- _The problem_
Rewrite the records from the start through the line containing "lat-label-4n: 4°N — [31, 397, 57, 412]", replacing "Decompose" with "Break down" and leaving everything else unchanged.

— Begin —

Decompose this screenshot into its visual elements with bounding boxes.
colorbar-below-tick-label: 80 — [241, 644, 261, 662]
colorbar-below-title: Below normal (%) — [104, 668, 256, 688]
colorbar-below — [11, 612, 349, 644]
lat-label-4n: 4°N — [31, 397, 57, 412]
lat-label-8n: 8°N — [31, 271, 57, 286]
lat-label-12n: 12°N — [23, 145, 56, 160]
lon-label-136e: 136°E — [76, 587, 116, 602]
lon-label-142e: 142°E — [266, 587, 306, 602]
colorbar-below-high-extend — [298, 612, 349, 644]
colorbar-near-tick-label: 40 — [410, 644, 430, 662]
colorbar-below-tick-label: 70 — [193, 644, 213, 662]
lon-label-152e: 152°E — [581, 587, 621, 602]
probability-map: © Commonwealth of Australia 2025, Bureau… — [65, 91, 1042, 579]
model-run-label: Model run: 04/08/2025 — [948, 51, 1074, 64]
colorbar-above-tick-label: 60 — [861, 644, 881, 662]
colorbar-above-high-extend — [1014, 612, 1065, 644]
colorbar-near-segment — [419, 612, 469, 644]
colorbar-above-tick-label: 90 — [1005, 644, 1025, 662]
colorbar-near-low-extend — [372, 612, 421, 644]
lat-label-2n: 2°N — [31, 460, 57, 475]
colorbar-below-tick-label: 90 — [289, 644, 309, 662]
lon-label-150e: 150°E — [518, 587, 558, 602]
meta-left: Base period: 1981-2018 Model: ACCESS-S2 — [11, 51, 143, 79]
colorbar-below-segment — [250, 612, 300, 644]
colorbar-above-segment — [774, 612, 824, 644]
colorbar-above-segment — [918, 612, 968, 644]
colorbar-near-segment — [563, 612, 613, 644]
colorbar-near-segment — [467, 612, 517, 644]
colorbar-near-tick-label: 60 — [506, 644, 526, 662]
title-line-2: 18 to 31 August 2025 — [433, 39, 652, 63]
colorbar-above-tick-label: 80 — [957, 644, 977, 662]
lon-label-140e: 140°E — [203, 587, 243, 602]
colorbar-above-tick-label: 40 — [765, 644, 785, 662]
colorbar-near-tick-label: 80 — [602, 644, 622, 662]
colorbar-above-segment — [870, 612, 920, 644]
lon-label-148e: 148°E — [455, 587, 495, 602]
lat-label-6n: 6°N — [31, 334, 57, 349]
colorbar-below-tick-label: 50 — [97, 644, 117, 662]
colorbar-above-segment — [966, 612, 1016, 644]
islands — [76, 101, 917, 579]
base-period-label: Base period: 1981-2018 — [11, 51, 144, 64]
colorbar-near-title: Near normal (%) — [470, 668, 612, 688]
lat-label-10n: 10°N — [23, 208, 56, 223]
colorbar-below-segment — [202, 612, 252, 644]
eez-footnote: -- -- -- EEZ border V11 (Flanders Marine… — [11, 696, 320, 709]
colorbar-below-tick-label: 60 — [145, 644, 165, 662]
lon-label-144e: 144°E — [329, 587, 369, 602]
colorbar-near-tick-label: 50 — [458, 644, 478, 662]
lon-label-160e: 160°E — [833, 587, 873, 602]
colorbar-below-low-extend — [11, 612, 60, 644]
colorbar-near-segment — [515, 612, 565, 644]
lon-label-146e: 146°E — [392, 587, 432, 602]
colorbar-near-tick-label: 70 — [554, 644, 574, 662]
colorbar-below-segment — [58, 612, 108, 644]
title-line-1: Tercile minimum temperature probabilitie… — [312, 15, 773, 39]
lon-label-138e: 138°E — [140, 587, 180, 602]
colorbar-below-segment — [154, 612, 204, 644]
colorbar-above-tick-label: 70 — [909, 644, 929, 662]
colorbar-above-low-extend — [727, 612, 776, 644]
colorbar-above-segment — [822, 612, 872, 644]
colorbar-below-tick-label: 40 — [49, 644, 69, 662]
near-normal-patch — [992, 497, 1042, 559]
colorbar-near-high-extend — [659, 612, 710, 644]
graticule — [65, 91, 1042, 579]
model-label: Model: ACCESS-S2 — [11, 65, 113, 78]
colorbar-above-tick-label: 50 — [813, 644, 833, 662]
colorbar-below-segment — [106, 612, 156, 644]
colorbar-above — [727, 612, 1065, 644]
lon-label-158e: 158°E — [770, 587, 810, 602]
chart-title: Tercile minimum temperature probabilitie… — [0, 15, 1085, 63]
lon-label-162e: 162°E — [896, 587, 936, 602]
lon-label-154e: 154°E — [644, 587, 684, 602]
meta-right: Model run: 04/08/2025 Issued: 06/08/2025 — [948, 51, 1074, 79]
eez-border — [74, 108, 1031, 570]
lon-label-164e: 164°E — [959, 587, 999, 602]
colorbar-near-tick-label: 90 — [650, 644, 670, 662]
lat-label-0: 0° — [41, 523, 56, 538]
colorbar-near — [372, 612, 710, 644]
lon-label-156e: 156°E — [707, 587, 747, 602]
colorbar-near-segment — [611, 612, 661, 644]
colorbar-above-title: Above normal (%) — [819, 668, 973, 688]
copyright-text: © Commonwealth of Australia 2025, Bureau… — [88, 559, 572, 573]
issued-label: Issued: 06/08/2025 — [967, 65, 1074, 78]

— End —

- _Task answer_
Break down this screenshot into its visual elements with bounding boxes.
colorbar-below-tick-label: 80 — [241, 644, 261, 662]
colorbar-below-title: Below normal (%) — [104, 668, 256, 688]
colorbar-below — [11, 612, 349, 644]
lat-label-4n: 4°N — [31, 397, 57, 412]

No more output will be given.